DATA ROWS –
##############################

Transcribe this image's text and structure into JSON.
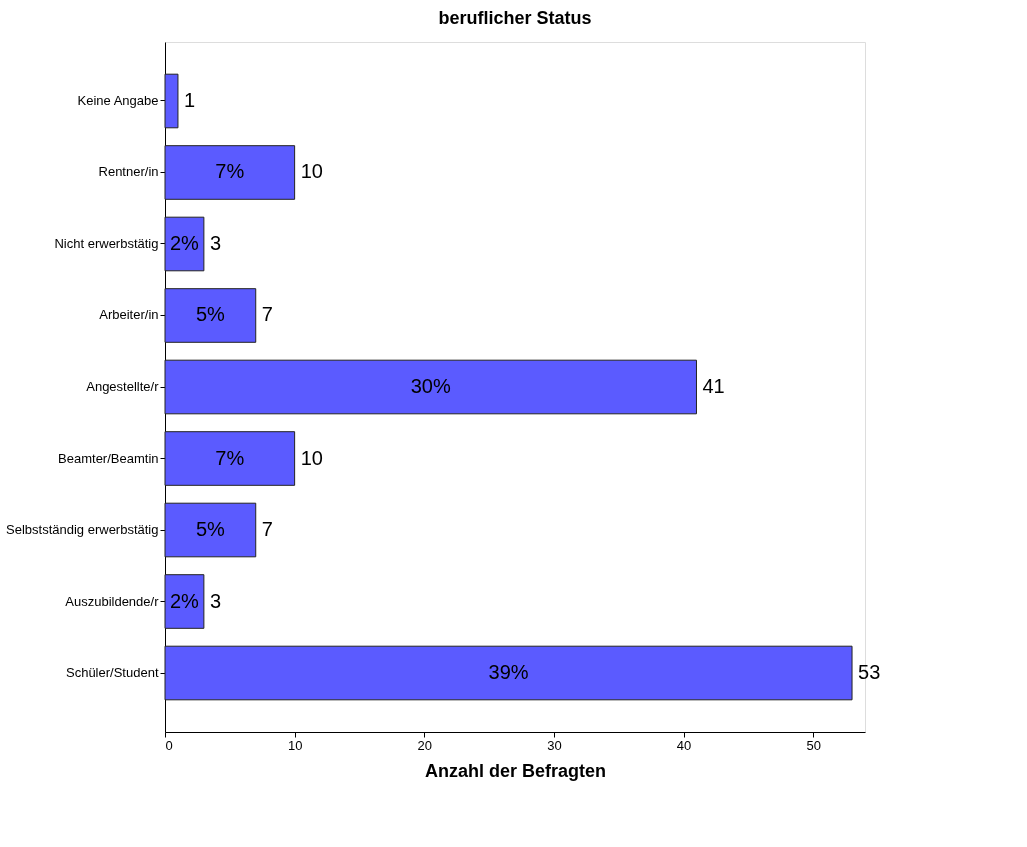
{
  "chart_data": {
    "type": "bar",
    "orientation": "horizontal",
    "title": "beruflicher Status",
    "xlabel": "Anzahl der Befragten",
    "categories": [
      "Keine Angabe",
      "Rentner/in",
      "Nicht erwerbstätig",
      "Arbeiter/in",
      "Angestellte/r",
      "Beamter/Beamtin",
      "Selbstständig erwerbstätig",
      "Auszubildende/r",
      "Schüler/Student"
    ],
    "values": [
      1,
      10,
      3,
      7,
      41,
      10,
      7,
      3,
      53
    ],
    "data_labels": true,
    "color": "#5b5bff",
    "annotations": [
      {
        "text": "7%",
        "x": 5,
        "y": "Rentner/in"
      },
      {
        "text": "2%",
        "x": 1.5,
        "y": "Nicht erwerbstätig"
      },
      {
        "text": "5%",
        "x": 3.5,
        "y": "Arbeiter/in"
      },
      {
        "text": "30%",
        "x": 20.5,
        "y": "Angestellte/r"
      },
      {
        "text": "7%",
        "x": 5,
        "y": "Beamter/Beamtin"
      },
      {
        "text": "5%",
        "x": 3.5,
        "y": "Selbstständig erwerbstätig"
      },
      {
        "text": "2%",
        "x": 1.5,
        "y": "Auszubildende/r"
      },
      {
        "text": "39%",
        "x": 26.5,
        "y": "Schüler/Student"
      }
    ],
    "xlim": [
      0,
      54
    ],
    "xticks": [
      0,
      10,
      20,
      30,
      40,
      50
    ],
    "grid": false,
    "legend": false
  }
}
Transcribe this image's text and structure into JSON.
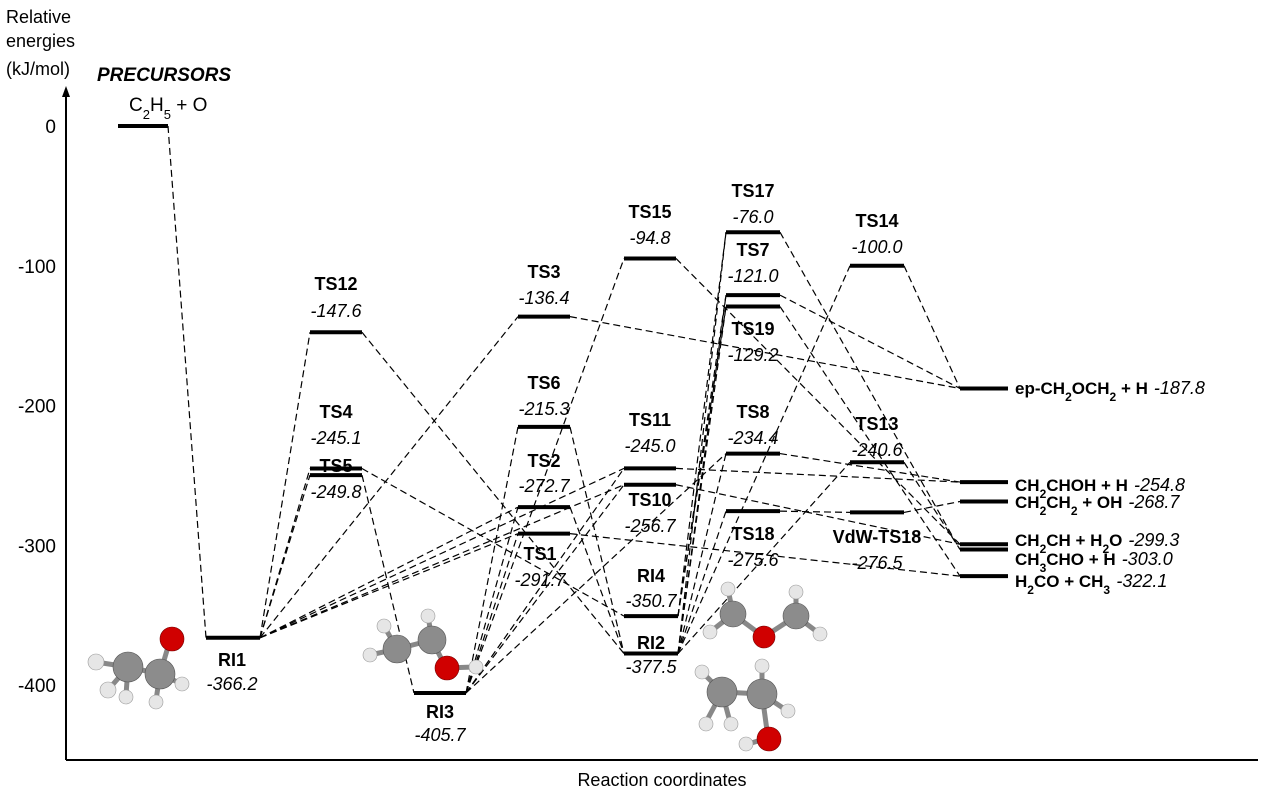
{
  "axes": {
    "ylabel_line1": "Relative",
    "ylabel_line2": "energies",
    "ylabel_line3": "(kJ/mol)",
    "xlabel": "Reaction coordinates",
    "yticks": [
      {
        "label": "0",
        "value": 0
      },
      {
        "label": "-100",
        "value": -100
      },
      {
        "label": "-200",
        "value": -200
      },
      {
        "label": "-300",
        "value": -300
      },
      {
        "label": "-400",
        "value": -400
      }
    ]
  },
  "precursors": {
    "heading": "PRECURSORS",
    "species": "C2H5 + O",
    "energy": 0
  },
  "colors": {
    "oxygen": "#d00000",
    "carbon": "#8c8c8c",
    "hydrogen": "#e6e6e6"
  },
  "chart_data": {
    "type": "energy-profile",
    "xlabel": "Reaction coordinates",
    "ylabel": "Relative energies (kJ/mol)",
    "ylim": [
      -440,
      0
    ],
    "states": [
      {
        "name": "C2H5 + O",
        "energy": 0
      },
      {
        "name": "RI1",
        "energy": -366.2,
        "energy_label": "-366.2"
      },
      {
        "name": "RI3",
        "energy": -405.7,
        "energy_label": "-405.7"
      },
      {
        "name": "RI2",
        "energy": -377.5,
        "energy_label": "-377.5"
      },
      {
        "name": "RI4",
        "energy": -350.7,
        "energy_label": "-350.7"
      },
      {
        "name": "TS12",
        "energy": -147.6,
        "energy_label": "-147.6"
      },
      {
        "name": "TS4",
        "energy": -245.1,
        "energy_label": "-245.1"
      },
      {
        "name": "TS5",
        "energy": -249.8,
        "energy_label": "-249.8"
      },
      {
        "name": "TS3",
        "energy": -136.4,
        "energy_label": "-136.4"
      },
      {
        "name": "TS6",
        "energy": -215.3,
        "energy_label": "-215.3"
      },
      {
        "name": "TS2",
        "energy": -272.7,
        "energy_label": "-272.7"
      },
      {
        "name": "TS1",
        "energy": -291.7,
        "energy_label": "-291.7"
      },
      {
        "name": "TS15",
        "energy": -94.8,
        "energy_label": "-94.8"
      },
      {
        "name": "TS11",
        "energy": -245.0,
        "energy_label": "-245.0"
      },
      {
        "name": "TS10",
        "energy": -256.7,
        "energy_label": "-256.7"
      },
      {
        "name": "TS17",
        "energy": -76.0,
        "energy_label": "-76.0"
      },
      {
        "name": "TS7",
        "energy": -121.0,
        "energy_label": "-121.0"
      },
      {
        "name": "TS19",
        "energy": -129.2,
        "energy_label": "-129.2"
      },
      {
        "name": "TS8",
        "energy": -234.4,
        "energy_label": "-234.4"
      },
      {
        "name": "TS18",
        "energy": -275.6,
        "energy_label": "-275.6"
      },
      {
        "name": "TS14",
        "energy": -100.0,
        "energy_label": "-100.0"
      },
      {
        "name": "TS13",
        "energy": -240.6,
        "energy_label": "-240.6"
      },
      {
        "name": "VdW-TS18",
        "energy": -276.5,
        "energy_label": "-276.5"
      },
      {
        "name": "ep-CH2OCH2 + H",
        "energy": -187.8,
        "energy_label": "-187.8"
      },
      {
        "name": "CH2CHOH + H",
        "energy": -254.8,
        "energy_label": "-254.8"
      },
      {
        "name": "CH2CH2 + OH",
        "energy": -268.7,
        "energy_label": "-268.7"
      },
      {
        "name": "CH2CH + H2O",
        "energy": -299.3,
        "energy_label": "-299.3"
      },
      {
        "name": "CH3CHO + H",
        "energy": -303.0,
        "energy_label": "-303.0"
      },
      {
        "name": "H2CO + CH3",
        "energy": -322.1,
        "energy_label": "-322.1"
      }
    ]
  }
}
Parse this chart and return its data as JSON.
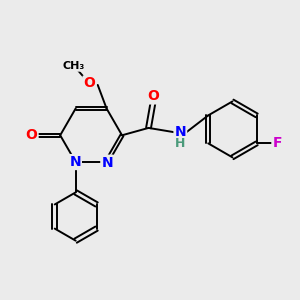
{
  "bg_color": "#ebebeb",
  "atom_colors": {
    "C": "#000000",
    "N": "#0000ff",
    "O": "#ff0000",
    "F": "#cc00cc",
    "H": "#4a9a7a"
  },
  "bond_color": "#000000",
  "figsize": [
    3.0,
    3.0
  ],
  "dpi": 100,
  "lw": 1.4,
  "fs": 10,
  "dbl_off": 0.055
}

##############################

GIVEN REQUEST –
Exclude the pictures and repeat every other part of the records word for word.

OUTPUT BELOW –
Transcribe this image's text and structure into JSON.
{
  "chart_data": {
    "type": "bar",
    "orientation": "horizontal",
    "title": "beruflicher Status",
    "xlabel": "Anzahl der Befragten",
    "categories": [
      "Keine Angabe",
      "Rentner/in",
      "Nicht erwerbstätig",
      "Arbeiter/in",
      "Angestellte/r",
      "Beamter/Beamtin",
      "Selbstständig erwerbstätig",
      "Auszubildende/r",
      "Schüler/Student"
    ],
    "values": [
      1,
      10,
      3,
      7,
      41,
      10,
      7,
      3,
      53
    ],
    "data_labels": true,
    "color": "#5b5bff",
    "annotations": [
      {
        "text": "7%",
        "x": 5,
        "y": "Rentner/in"
      },
      {
        "text": "2%",
        "x": 1.5,
        "y": "Nicht erwerbstätig"
      },
      {
        "text": "5%",
        "x": 3.5,
        "y": "Arbeiter/in"
      },
      {
        "text": "30%",
        "x": 20.5,
        "y": "Angestellte/r"
      },
      {
        "text": "7%",
        "x": 5,
        "y": "Beamter/Beamtin"
      },
      {
        "text": "5%",
        "x": 3.5,
        "y": "Selbstständig erwerbstätig"
      },
      {
        "text": "2%",
        "x": 1.5,
        "y": "Auszubildende/r"
      },
      {
        "text": "39%",
        "x": 26.5,
        "y": "Schüler/Student"
      }
    ],
    "xlim": [
      0,
      54
    ],
    "xticks": [
      0,
      10,
      20,
      30,
      40,
      50
    ],
    "grid": false,
    "legend": false
  }
}
Transcribe this image's text and structure into JSON.
{
  "axes": {
    "ylabel_line1": "Relative",
    "ylabel_line2": "energies",
    "ylabel_line3": "(kJ/mol)",
    "xlabel": "Reaction coordinates",
    "yticks": [
      {
        "label": "0",
        "value": 0
      },
      {
        "label": "-100",
        "value": -100
      },
      {
        "label": "-200",
        "value": -200
      },
      {
        "label": "-300",
        "value": -300
      },
      {
        "label": "-400",
        "value": -400
      }
    ]
  },
  "precursors": {
    "heading": "PRECURSORS",
    "species": "C2H5 + O",
    "energy": 0
  },
  "colors": {
    "oxygen": "#d00000",
    "carbon": "#8c8c8c",
    "hydrogen": "#e6e6e6"
  },
  "chart_data": {
    "type": "energy-profile",
    "xlabel": "Reaction coordinates",
    "ylabel": "Relative energies (kJ/mol)",
    "ylim": [
      -440,
      0
    ],
    "states": [
      {
        "name": "C2H5 + O",
        "energy": 0
      },
      {
        "name": "RI1",
        "energy": -366.2,
        "energy_label": "-366.2"
      },
      {
        "name": "RI3",
        "energy": -405.7,
        "energy_label": "-405.7"
      },
      {
        "name": "RI2",
        "energy": -377.5,
        "energy_label": "-377.5"
      },
      {
        "name": "RI4",
        "energy": -350.7,
        "energy_label": "-350.7"
      },
      {
        "name": "TS12",
        "energy": -147.6,
        "energy_label": "-147.6"
      },
      {
        "name": "TS4",
        "energy": -245.1,
        "energy_label": "-245.1"
      },
      {
        "name": "TS5",
        "energy": -249.8,
        "energy_label": "-249.8"
      },
      {
        "name": "TS3",
        "energy": -136.4,
        "energy_label": "-136.4"
      },
      {
        "name": "TS6",
        "energy": -215.3,
        "energy_label": "-215.3"
      },
      {
        "name": "TS2",
        "energy": -272.7,
        "energy_label": "-272.7"
      },
      {
        "name": "TS1",
        "energy": -291.7,
        "energy_label": "-291.7"
      },
      {
        "name": "TS15",
        "energy": -94.8,
        "energy_label": "-94.8"
      },
      {
        "name": "TS11",
        "energy": -245.0,
        "energy_label": "-245.0"
      },
      {
        "name": "TS10",
        "energy": -256.7,
        "energy_label": "-256.7"
      },
      {
        "name": "TS17",
        "energy": -76.0,
        "energy_label": "-76.0"
      },
      {
        "name": "TS7",
        "energy": -121.0,
        "energy_label": "-121.0"
      },
      {
        "name": "TS19",
        "energy": -129.2,
        "energy_label": "-129.2"
      },
      {
        "name": "TS8",
        "energy": -234.4,
        "energy_label": "-234.4"
      },
      {
        "name": "TS18",
        "energy": -275.6,
        "energy_label": "-275.6"
      },
      {
        "name": "TS14",
        "energy": -100.0,
        "energy_label": "-100.0"
      },
      {
        "name": "TS13",
        "energy": -240.6,
        "energy_label": "-240.6"
      },
      {
        "name": "VdW-TS18",
        "energy": -276.5,
        "energy_label": "-276.5"
      },
      {
        "name": "ep-CH2OCH2 + H",
        "energy": -187.8,
        "energy_label": "-187.8"
      },
      {
        "name": "CH2CHOH + H",
        "energy": -254.8,
        "energy_label": "-254.8"
      },
      {
        "name": "CH2CH2 + OH",
        "energy": -268.7,
        "energy_label": "-268.7"
      },
      {
        "name": "CH2CH + H2O",
        "energy": -299.3,
        "energy_label": "-299.3"
      },
      {
        "name": "CH3CHO + H",
        "energy": -303.0,
        "energy_label": "-303.0"
      },
      {
        "name": "H2CO + CH3",
        "energy": -322.1,
        "energy_label": "-322.1"
      }
    ]
  }
}
Parse this chart and return its data as JSON.
{
  "bg_color": "#ebebeb",
  "atom_colors": {
    "C": "#000000",
    "N": "#0000ff",
    "O": "#ff0000",
    "F": "#cc00cc",
    "H": "#4a9a7a"
  },
  "bond_color": "#000000",
  "figsize": [
    3.0,
    3.0
  ],
  "dpi": 100,
  "lw": 1.4,
  "fs": 10,
  "dbl_off": 0.055
}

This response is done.